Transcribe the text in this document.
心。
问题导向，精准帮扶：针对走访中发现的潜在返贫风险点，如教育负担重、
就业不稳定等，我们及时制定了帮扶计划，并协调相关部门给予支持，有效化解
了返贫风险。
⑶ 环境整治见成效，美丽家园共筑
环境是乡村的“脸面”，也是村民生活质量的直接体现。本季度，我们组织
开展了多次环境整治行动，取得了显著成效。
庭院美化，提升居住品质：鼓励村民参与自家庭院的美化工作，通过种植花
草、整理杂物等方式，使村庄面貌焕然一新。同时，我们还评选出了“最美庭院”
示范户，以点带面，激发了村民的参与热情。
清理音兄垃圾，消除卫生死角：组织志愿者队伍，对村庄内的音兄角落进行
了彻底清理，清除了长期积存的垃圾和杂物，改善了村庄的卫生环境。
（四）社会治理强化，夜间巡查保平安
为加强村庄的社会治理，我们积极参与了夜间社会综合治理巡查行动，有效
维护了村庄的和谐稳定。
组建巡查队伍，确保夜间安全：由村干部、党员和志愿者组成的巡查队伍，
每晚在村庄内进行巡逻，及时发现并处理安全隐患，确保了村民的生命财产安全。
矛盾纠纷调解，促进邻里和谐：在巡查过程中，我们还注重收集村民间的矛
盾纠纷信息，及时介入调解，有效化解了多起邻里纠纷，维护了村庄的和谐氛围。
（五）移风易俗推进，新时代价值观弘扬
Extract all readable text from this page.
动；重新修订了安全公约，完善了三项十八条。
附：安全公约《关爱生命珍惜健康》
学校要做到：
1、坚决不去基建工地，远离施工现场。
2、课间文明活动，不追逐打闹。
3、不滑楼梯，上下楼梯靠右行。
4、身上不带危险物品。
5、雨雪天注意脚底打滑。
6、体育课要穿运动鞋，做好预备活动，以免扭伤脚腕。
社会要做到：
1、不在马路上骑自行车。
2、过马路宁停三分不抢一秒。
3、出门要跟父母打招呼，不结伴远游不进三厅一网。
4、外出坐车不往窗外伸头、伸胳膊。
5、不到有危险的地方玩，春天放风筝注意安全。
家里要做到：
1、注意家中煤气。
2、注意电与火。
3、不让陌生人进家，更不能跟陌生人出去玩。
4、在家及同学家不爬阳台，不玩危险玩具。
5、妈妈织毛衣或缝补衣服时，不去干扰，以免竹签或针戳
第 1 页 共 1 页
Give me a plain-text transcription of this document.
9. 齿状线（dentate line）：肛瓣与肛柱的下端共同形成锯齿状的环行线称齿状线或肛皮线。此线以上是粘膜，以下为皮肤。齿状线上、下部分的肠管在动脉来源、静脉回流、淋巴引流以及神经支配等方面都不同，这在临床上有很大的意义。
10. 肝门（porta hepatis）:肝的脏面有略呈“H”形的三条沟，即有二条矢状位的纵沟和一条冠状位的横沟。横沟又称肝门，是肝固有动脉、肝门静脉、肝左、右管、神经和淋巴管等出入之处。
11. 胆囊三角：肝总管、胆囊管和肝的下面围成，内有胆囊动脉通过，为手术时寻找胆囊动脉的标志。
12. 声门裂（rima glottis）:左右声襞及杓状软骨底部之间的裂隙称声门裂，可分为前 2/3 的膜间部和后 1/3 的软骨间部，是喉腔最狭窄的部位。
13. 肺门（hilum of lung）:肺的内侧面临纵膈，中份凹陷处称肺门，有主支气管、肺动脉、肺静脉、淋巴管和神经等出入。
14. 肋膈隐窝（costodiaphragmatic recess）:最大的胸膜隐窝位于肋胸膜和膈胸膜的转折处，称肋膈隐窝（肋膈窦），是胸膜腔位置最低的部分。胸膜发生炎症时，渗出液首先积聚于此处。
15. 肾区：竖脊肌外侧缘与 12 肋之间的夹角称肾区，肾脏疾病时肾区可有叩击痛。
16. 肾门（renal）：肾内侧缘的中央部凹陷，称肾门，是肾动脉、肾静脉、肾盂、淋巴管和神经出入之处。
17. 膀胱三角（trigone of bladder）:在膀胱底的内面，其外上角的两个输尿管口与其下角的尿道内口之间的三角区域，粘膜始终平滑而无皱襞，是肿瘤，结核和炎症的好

______

### Given problem
Return the line that contains "Give me a plain-text" along with every line after it through the end of the entries, exactly, adding nothing.

### Response to the task
Give me a plain-text transcription of this document.
9. 齿状线（dentate line）：肛瓣与肛柱的下端共同形成锯齿状的环行线称齿状线或肛皮线。此线以上是粘膜，以下为皮肤。齿状线上、下部分的肠管在动脉来源、静脉回流、淋巴引流以及神经支配等方面都不同，这在临床上有很大的意义。
10. 肝门（porta hepatis）:肝的脏面有略呈“H”形的三条沟，即有二条矢状位的纵沟和一条冠状位的横沟。横沟又称肝门，是肝固有动脉、肝门静脉、肝左、右管、神经和淋巴管等出入之处。
11. 胆囊三角：肝总管、胆囊管和肝的下面围成，内有胆囊动脉通过，为手术时寻找胆囊动脉的标志。
12. 声门裂（rima glottis）:左右声襞及杓状软骨底部之间的裂隙称声门裂，可分为前 2/3 的膜间部和后 1/3 的软骨间部，是喉腔最狭窄的部位。
13. 肺门（hilum of lung）:肺的内侧面临纵膈，中份凹陷处称肺门，有主支气管、肺动脉、肺静脉、淋巴管和神经等出入。
14. 肋膈隐窝（costodiaphragmatic recess）:最大的胸膜隐窝位于肋胸膜和膈胸膜的转折处，称肋膈隐窝（肋膈窦），是胸膜腔位置最低的部分。胸膜发生炎症时，渗出液首先积聚于此处。
15. 肾区：竖脊肌外侧缘与 12 肋之间的夹角称肾区，肾脏疾病时肾区可有叩击痛。
16. 肾门（renal）：肾内侧缘的中央部凹陷，称肾门，是肾动脉、肾静脉、肾盂、淋巴管和神经出入之处。
17. 膀胱三角（trigone of bladder）:在膀胱底的内面，其外上角的两个输尿管口与其下角的尿道内口之间的三角区域，粘膜始终平滑而无皱襞，是肿瘤，结核和炎症的好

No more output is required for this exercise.